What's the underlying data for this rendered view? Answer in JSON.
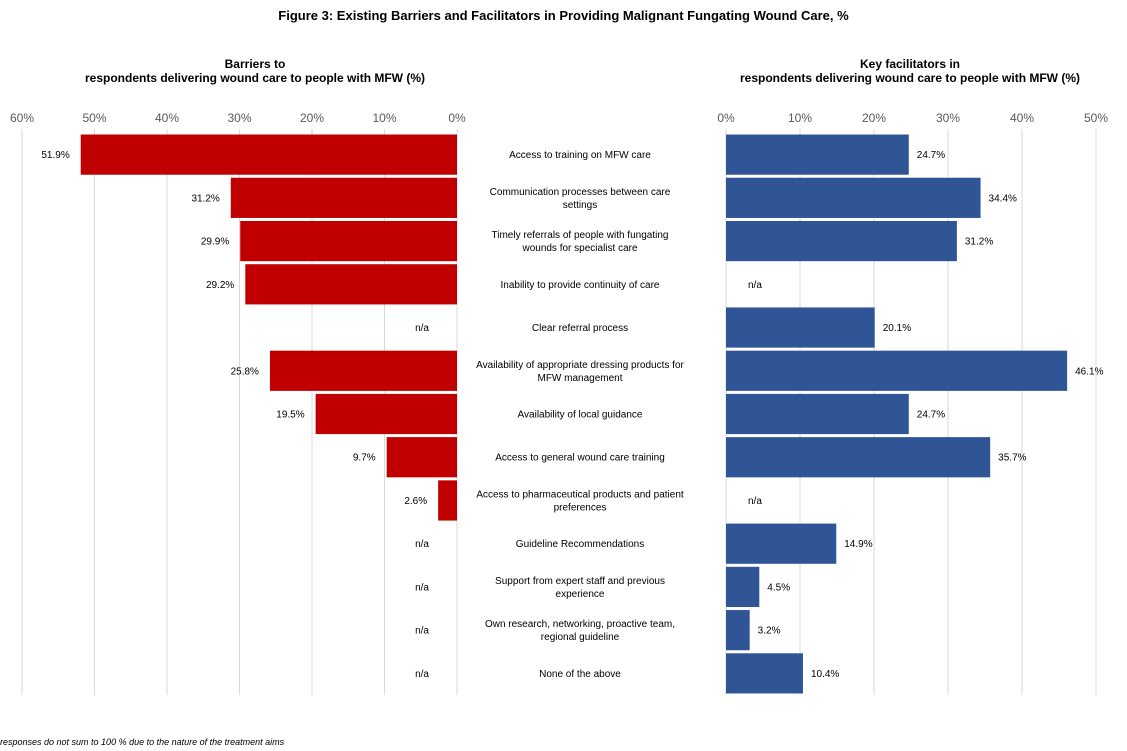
{
  "figure_title": "Figure 3: Existing Barriers and Facilitators in Providing Malignant Fungating Wound Care, %",
  "footnote": "responses  do not sum to 100 % due to the nature  of the treatment  aims",
  "colors": {
    "barriers": "#C00000",
    "facilitators": "#2F5597",
    "grid": "#D9D9D9",
    "axis_text": "#595959"
  },
  "chart_data": [
    {
      "type": "bar",
      "orientation": "horizontal",
      "direction": "reversed",
      "title_lines": [
        "Barriers to",
        "respondents delivering wound care to people with MFW (%)"
      ],
      "xlim": [
        0,
        60
      ],
      "ticks": [
        "0%",
        "10%",
        "20%",
        "30%",
        "40%",
        "50%",
        "60%"
      ],
      "grid": true,
      "categories": [
        "Access to training on MFW care",
        "Communication processes between care settings",
        "Timely referrals of people with fungating wounds for specialist care",
        "Inability to provide continuity of care",
        "Clear referral process",
        "Availability of appropriate dressing products for MFW management",
        "Availability of local guidance",
        "Access to general wound care training",
        "Access to pharmaceutical products and patient preferences",
        "Guideline Recommendations",
        "Support from expert staff and previous experience",
        "Own research, networking, proactive team, regional guideline",
        "None of the above"
      ],
      "values": [
        51.9,
        31.2,
        29.9,
        29.2,
        null,
        25.8,
        19.5,
        9.7,
        2.6,
        null,
        null,
        null,
        null
      ],
      "labels": [
        "51.9%",
        "31.2%",
        "29.9%",
        "29.2%",
        "n/a",
        "25.8%",
        "19.5%",
        "9.7%",
        "2.6%",
        "n/a",
        "n/a",
        "n/a",
        "n/a"
      ]
    },
    {
      "type": "bar",
      "orientation": "horizontal",
      "direction": "normal",
      "title_lines": [
        "Key facilitators in",
        "respondents delivering wound care to people with MFW (%)"
      ],
      "xlim": [
        0,
        50
      ],
      "ticks": [
        "0%",
        "10%",
        "20%",
        "30%",
        "40%",
        "50%"
      ],
      "grid": true,
      "categories": [
        "Access to training on MFW care",
        "Communication processes between care settings",
        "Timely referrals of people with fungating wounds for specialist care",
        "Inability to provide continuity of care",
        "Clear referral process",
        "Availability of appropriate dressing products for MFW management",
        "Availability of local guidance",
        "Access to general wound care training",
        "Access to pharmaceutical products and patient preferences",
        "Guideline Recommendations",
        "Support from expert staff and previous experience",
        "Own research, networking, proactive team, regional guideline",
        "None of the above"
      ],
      "values": [
        24.7,
        34.4,
        31.2,
        null,
        20.1,
        46.1,
        24.7,
        35.7,
        null,
        14.9,
        4.5,
        3.2,
        10.4
      ],
      "labels": [
        "24.7%",
        "34.4%",
        "31.2%",
        "n/a",
        "20.1%",
        "46.1%",
        "24.7%",
        "35.7%",
        "n/a",
        "14.9%",
        "4.5%",
        "3.2%",
        "10.4%"
      ]
    }
  ],
  "category_label_lines": [
    [
      "Access to training on MFW care"
    ],
    [
      "Communication processes between care",
      "settings"
    ],
    [
      "Timely referrals of people with fungating",
      "wounds for specialist care"
    ],
    [
      "Inability to provide continuity of care"
    ],
    [
      "Clear referral process"
    ],
    [
      "Availability of appropriate dressing products for",
      "MFW management"
    ],
    [
      "Availability of local guidance"
    ],
    [
      "Access to general wound care training"
    ],
    [
      "Access to pharmaceutical products and patient",
      "preferences"
    ],
    [
      "Guideline Recommendations"
    ],
    [
      "Support from expert staff and previous",
      "experience"
    ],
    [
      "Own research, networking, proactive team,",
      "regional guideline"
    ],
    [
      "None of the above"
    ]
  ]
}
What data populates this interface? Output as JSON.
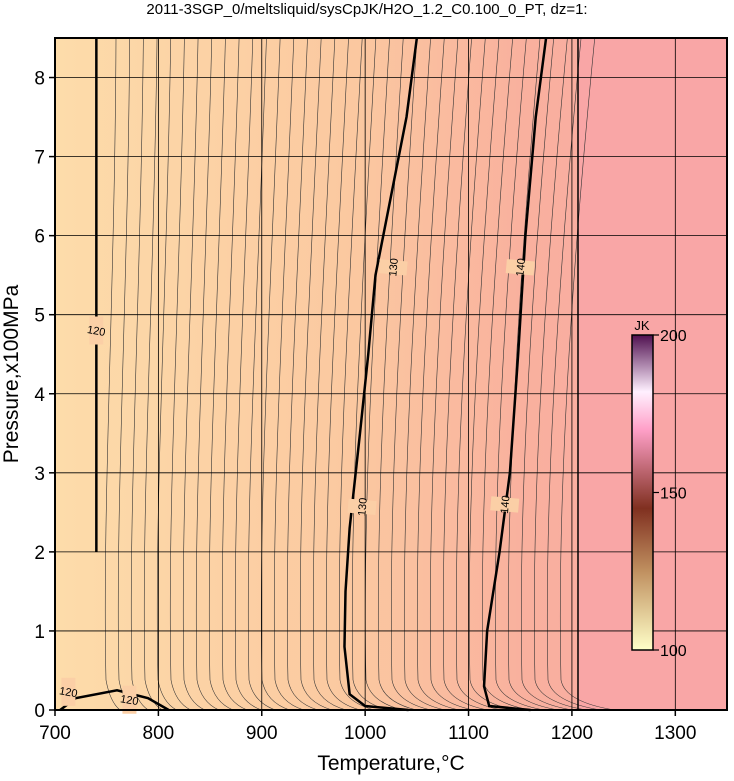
{
  "chart_data": {
    "type": "contour",
    "title": "2011-3SGP_0/meltsliquid/sysCpJK/H2O_1.2_C0.100_0_PT, dz=1:",
    "x_label": "Temperature,°C",
    "y_label": "Pressure,x100MPa",
    "xlim": [
      700,
      1350
    ],
    "xticks": [
      700,
      800,
      900,
      1000,
      1100,
      1200,
      1300
    ],
    "ylim": [
      0,
      8.5
    ],
    "yticks": [
      0,
      1,
      2,
      3,
      4,
      5,
      6,
      7,
      8
    ],
    "grid": true,
    "contours": [
      {
        "level": 120,
        "x": [
          705,
          720,
          760,
          790,
          810
        ],
        "y": [
          0,
          0.15,
          0.25,
          0.15,
          0
        ],
        "labels": [
          {
            "x": 713,
            "y": 0.23
          },
          {
            "x": 772,
            "y": 0.13
          }
        ]
      },
      {
        "level": 120,
        "x": [
          740,
          740,
          740,
          740
        ],
        "y": [
          2,
          4,
          6,
          8.5
        ],
        "labels": [
          {
            "x": 740,
            "y": 4.8
          }
        ]
      },
      {
        "level": 130,
        "x": [
          1042,
          1000,
          985,
          980,
          981,
          985,
          995,
          1003,
          1010,
          1025,
          1040,
          1050
        ],
        "y": [
          0,
          0.05,
          0.2,
          0.8,
          1.5,
          2.3,
          3.5,
          4.5,
          5.5,
          6.5,
          7.5,
          8.5
        ],
        "labels": [
          {
            "x": 997,
            "y": 2.57
          },
          {
            "x": 1027,
            "y": 5.6
          }
        ]
      },
      {
        "level": 140,
        "x": [
          1160,
          1120,
          1115,
          1118,
          1130,
          1140,
          1148,
          1155,
          1165,
          1175
        ],
        "y": [
          0,
          0.05,
          0.3,
          1.0,
          2.0,
          3.0,
          4.5,
          6,
          7.5,
          8.5
        ],
        "labels": [
          {
            "x": 1135,
            "y": 2.6
          },
          {
            "x": 1150,
            "y": 5.6
          }
        ]
      }
    ],
    "colorbar": {
      "label": "JK",
      "lim": [
        100,
        200
      ],
      "ticks": [
        100,
        150,
        200
      ]
    }
  }
}
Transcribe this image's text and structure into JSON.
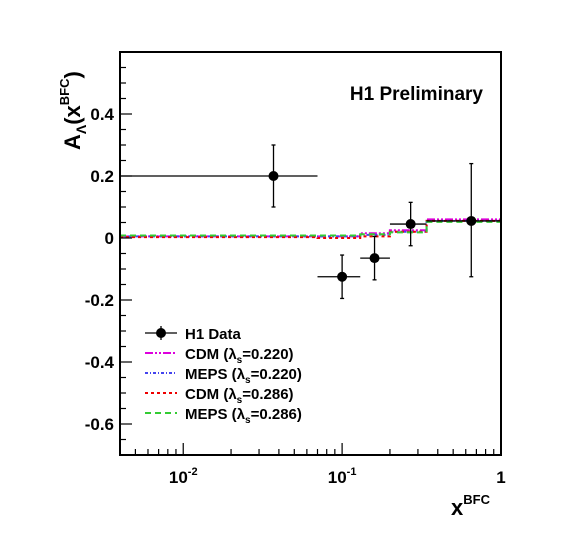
{
  "chart_data": {
    "type": "scatter",
    "x_scale": "log",
    "xlim": [
      0.004,
      1
    ],
    "ylim": [
      -0.7,
      0.6
    ],
    "annotation": "H1 Preliminary",
    "xlabel": {
      "main": "x",
      "sup": "BFC"
    },
    "ylabel": {
      "main": "A",
      "sub": "Λ",
      "open": "(x",
      "sup": "BFC",
      "close": ")"
    },
    "x_ticks": [
      {
        "value": 0.01,
        "base": "10",
        "exp": "-2"
      },
      {
        "value": 0.1,
        "base": "10",
        "exp": "-1"
      },
      {
        "value": 1,
        "base": "1",
        "exp": ""
      }
    ],
    "y_ticks": [
      {
        "value": 0.4,
        "label": "0.4"
      },
      {
        "value": 0.2,
        "label": "0.2"
      },
      {
        "value": 0,
        "label": "0"
      },
      {
        "value": -0.2,
        "label": "-0.2"
      },
      {
        "value": -0.4,
        "label": "-0.4"
      },
      {
        "value": -0.6,
        "label": "-0.6"
      }
    ],
    "data": {
      "name": "H1 Data",
      "color": "#000000",
      "points": [
        {
          "x": 0.037,
          "y": 0.2,
          "xlow": 0.004,
          "xhigh": 0.07,
          "ylow": 0.1,
          "yhigh": 0.3
        },
        {
          "x": 0.1,
          "y": -0.125,
          "xlow": 0.07,
          "xhigh": 0.13,
          "ylow": -0.195,
          "yhigh": -0.055
        },
        {
          "x": 0.16,
          "y": -0.065,
          "xlow": 0.13,
          "xhigh": 0.2,
          "ylow": -0.135,
          "yhigh": 0.005
        },
        {
          "x": 0.27,
          "y": 0.045,
          "xlow": 0.2,
          "xhigh": 0.34,
          "ylow": -0.025,
          "yhigh": 0.115
        },
        {
          "x": 0.65,
          "y": 0.055,
          "xlow": 0.34,
          "xhigh": 1.0,
          "ylow": -0.125,
          "yhigh": 0.24
        }
      ]
    },
    "bin_edges": [
      0.004,
      0.07,
      0.13,
      0.2,
      0.34,
      1.0
    ],
    "series": [
      {
        "label": "CDM (",
        "lambda": "λ",
        "sub": "s",
        "value": "=0.220)",
        "color": "#dd00dd",
        "dash": "8,2,2,2,2,2",
        "values": [
          0.005,
          0.005,
          0.015,
          0.025,
          0.06
        ]
      },
      {
        "label": "MEPS (",
        "lambda": "λ",
        "sub": "s",
        "value": "=0.220)",
        "color": "#4444ee",
        "dash": "3,2,1,2",
        "values": [
          0.005,
          0.005,
          0.01,
          0.02,
          0.055
        ]
      },
      {
        "label": "CDM (",
        "lambda": "λ",
        "sub": "s",
        "value": "=0.286)",
        "color": "#ee0000",
        "dash": "3,3",
        "values": [
          0.003,
          0.0,
          0.005,
          0.02,
          0.055
        ]
      },
      {
        "label": "MEPS (",
        "lambda": "λ",
        "sub": "s",
        "value": "=0.286)",
        "color": "#33cc33",
        "dash": "6,4",
        "values": [
          0.008,
          0.008,
          0.012,
          0.018,
          0.052
        ]
      }
    ]
  }
}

• **Written problem**: Locate the lines above that contain "this" and copy them.

• **Expected answer**:
What's the underlying data for this rendered view? Answer in JSON.
What data populates this interface? Output as JSON.
Transcribe this image's text and structure into JSON.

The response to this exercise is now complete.